- _REQUEST_
Search the records below for the word "from". Pull out each line that has it.

(Extracted records)
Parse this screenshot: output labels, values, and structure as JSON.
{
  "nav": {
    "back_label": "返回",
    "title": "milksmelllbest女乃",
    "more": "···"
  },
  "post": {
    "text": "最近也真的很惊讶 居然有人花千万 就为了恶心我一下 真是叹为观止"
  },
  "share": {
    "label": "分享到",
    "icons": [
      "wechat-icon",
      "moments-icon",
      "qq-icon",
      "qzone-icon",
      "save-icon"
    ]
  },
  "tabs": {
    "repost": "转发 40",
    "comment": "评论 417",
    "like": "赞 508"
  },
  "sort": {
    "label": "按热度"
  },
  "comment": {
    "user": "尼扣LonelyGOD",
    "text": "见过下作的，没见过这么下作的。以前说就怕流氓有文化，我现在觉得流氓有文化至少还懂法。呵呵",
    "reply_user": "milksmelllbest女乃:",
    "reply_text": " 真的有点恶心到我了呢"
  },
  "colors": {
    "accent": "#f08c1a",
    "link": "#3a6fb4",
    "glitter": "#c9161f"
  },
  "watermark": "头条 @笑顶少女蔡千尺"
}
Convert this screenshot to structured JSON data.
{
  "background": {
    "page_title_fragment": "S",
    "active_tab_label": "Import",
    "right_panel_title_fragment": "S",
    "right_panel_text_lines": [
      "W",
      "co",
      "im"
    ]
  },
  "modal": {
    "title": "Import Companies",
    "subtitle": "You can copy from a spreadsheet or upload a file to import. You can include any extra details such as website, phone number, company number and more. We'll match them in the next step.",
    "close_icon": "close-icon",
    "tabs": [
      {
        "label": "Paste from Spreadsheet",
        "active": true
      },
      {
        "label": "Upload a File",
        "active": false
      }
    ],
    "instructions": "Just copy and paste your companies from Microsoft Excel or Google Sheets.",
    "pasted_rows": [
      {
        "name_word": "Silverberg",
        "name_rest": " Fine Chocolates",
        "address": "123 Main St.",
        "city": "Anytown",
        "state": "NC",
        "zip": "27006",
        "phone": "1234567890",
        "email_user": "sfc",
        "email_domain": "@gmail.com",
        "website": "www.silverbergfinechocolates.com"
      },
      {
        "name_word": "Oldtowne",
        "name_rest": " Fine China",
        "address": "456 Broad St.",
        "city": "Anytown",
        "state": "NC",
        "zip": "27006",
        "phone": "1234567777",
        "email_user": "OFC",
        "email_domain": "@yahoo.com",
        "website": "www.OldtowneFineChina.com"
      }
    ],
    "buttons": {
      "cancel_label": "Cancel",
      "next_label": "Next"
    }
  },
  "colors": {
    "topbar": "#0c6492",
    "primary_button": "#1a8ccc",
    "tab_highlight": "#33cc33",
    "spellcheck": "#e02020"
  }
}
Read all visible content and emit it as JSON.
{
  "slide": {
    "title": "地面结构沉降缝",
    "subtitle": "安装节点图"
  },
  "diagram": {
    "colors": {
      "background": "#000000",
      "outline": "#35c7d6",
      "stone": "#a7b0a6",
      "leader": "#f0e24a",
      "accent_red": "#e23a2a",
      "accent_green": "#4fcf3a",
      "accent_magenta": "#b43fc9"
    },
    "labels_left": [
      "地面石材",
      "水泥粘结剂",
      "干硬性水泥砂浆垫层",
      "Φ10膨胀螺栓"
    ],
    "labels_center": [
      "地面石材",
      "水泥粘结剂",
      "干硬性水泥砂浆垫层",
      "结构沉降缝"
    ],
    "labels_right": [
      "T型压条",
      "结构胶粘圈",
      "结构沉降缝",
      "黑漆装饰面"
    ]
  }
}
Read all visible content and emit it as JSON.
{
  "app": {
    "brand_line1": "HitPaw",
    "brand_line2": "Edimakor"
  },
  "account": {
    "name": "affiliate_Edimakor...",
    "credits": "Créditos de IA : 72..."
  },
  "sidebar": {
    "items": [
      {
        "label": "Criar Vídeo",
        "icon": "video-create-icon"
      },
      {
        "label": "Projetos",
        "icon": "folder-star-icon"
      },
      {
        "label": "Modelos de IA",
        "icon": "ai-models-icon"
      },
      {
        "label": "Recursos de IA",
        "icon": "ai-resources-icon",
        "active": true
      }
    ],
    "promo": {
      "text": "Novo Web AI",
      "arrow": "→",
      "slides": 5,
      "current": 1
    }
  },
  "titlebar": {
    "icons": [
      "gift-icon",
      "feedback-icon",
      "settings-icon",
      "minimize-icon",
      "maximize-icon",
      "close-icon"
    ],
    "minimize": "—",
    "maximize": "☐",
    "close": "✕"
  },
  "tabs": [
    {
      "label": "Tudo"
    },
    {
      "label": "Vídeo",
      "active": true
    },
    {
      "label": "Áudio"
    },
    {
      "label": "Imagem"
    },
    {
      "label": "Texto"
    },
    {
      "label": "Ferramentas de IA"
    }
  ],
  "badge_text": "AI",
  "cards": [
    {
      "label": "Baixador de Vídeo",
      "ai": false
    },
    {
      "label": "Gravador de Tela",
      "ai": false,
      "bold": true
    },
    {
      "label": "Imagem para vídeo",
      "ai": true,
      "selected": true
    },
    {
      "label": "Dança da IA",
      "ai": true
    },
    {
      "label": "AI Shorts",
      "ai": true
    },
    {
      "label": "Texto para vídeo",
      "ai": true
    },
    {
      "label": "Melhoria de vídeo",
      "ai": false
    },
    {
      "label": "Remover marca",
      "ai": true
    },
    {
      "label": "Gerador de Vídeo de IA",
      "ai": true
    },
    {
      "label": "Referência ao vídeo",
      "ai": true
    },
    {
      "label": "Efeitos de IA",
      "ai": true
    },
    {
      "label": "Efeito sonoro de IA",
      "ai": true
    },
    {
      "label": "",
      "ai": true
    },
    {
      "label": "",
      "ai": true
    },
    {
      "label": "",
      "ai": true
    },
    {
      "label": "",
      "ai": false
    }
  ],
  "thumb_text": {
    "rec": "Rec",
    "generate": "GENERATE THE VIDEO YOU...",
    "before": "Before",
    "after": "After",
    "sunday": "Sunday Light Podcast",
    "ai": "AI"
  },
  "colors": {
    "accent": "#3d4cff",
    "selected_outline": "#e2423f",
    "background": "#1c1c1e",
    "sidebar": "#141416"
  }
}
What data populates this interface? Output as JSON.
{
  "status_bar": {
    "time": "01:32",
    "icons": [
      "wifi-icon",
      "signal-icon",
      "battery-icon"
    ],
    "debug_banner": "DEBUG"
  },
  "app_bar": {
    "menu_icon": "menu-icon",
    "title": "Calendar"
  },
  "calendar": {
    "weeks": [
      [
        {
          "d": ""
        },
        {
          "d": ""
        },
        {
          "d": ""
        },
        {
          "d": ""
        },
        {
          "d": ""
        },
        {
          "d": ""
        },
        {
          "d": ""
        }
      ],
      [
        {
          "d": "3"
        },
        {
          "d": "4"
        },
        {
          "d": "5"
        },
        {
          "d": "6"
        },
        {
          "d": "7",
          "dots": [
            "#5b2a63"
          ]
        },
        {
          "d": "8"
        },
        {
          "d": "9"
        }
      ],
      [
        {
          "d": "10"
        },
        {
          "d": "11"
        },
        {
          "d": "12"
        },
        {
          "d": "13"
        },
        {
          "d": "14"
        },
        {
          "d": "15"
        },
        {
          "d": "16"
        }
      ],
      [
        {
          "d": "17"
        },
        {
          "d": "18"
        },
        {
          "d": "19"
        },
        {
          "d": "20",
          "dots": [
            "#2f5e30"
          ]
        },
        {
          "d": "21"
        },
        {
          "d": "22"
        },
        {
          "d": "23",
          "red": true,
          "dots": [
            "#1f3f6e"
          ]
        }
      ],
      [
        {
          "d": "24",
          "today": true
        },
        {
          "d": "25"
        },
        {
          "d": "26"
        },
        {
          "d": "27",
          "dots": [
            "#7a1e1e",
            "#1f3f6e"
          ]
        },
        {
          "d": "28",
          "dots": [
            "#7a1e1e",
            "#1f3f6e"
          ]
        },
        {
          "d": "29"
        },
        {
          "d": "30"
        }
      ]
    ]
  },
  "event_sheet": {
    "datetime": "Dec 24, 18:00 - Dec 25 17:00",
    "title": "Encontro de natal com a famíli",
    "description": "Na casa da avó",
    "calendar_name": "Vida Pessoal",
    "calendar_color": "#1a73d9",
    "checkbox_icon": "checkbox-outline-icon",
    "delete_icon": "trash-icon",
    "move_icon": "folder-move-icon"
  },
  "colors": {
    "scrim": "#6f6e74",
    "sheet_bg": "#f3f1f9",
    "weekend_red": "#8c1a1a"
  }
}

- _ANSWER TO THE TASK_
    "subtitle": "You can copy from a spreadsheet or upload a file to import. You can include any extra details such as website, phone number, company number and more. We'll match them in the next step.",
        "label": "Paste from Spreadsheet",
    "instructions": "Just copy and paste your companies from Microsoft Excel or Google Sheets.",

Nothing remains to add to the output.